EXCERPTED TEXT:

Payment Services Newsletter - March 2024

Posted on: 5 March 2024

Written by: James Borley

Payment Services Compliance Newsletter

Welcome to the latest edition of our compliance newsletter aimed at payments firms, including EMIs, PIs, AISPs, PISPs and prospective applicant firms.

This newsletter contains a round-up of regulatory articles that provide the latest insight into compliance issues and developments relevant to the payments industry.

As always, if you have any questions on the content in this edition of our Payment Services newsletter, then please contact us here and we will be happy to help with your enquiry.


What’s the latest?

Before looking back at some of our activity since the last newsletter, let’s take a forward glance at 2024.

ENTRIES SHOWN:

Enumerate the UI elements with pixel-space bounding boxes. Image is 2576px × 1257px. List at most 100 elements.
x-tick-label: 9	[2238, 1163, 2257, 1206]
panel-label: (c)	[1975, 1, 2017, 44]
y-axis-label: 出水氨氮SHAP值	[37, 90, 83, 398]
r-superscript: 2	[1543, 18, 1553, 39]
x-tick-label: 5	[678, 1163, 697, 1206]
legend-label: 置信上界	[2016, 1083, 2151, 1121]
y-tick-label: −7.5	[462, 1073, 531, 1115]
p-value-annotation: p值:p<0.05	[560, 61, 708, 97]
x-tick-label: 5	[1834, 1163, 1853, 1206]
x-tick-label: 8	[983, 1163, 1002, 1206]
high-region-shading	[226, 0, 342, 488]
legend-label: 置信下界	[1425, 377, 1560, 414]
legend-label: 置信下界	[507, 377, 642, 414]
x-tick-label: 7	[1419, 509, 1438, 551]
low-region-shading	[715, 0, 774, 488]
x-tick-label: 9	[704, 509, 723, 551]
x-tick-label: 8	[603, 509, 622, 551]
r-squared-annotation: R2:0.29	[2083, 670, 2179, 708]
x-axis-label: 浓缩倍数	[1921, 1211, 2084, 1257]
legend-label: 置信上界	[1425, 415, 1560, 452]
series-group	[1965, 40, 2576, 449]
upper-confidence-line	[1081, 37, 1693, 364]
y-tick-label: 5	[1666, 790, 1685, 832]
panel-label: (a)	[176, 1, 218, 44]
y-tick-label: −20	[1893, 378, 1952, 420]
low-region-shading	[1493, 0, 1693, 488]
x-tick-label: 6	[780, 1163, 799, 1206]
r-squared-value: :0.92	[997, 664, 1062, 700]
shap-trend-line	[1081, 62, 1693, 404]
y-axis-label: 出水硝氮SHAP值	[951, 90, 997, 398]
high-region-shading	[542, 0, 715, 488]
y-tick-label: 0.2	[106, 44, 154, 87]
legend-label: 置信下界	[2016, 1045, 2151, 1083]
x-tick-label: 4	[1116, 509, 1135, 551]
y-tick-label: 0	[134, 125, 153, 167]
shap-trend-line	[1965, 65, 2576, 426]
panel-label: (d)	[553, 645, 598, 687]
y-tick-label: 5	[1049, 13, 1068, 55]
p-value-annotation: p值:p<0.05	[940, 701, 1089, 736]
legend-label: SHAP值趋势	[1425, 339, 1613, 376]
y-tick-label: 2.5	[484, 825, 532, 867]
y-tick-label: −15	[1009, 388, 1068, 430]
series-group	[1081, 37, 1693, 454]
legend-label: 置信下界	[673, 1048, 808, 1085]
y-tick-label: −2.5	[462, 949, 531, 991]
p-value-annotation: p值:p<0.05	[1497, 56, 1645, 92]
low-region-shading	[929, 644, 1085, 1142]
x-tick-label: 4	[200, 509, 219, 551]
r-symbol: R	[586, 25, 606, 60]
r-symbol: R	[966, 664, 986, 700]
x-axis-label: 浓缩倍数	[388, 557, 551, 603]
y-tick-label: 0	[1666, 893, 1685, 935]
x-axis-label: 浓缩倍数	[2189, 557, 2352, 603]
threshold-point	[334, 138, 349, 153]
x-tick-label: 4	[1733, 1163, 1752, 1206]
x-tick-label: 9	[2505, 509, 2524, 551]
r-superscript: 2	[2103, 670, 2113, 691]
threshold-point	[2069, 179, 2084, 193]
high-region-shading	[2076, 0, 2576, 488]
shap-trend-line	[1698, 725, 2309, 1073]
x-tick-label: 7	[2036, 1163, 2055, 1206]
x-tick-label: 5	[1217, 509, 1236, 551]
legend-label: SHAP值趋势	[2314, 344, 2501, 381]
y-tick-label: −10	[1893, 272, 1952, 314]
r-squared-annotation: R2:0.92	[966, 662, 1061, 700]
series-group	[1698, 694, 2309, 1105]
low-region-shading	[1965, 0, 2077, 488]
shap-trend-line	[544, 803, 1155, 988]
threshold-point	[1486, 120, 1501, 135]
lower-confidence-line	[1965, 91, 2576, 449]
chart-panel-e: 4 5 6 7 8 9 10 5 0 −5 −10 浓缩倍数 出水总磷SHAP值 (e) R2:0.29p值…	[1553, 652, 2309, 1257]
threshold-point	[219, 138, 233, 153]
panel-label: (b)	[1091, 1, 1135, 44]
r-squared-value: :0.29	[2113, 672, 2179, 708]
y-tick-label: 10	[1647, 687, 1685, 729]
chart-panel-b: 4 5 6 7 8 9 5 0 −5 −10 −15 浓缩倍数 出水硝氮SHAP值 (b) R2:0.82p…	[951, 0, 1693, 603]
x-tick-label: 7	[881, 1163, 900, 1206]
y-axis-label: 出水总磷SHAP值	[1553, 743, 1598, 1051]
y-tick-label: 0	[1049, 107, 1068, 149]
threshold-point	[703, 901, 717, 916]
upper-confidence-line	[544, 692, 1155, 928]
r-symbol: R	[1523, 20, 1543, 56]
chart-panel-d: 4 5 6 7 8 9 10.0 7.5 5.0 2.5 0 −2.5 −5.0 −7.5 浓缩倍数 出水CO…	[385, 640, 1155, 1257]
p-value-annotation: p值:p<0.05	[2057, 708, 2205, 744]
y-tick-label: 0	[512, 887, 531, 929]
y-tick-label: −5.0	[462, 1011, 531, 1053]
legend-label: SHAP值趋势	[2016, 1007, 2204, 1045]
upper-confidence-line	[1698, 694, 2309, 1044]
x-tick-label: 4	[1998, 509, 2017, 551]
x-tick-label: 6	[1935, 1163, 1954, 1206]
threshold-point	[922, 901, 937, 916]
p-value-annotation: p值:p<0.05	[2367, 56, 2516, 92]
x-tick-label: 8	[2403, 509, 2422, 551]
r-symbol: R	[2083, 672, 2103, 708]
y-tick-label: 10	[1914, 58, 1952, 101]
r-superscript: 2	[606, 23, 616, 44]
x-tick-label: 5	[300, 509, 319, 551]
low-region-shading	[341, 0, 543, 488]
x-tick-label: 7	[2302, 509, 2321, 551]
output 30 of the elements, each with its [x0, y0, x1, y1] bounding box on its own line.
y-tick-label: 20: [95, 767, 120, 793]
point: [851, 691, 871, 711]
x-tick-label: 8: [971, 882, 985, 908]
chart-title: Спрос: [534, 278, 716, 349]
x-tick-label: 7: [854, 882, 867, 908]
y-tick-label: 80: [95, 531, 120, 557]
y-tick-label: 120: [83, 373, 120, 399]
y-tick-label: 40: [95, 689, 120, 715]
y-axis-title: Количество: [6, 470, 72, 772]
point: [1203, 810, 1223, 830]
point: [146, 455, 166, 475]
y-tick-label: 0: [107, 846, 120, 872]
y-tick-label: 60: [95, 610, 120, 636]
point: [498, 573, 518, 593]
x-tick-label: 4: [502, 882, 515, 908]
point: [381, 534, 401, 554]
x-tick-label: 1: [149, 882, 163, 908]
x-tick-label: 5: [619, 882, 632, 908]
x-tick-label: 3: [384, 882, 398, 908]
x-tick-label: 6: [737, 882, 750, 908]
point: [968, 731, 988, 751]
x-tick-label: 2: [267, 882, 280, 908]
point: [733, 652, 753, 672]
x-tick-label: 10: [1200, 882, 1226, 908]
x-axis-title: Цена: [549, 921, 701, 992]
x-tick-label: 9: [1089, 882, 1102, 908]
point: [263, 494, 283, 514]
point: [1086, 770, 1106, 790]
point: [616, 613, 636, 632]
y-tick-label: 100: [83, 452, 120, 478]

WHAT YOU WILL DO:
(1) Answer these about the newsletter:
(a) Who wrote it?
(b) Which kinds of firms is it aimed at?
(c) Under "What's the latest?", what does it look at before looking back at recent activity?
(2) Using the newsletter, explain in a sentence or two what its round-up of articles is meant to give readers.

TASK-BY-TASK OUTPUTS:
(1)
(a) James Borley.
(b) Payments firms, including EMIs, PIs, AISPs, PISPs and prospective applicant firms.
(c) A forward glance at 2024.

(2) The round-up brings together regulatory articles that give the latest insight into compliance issues and developments relevant to the payments industry.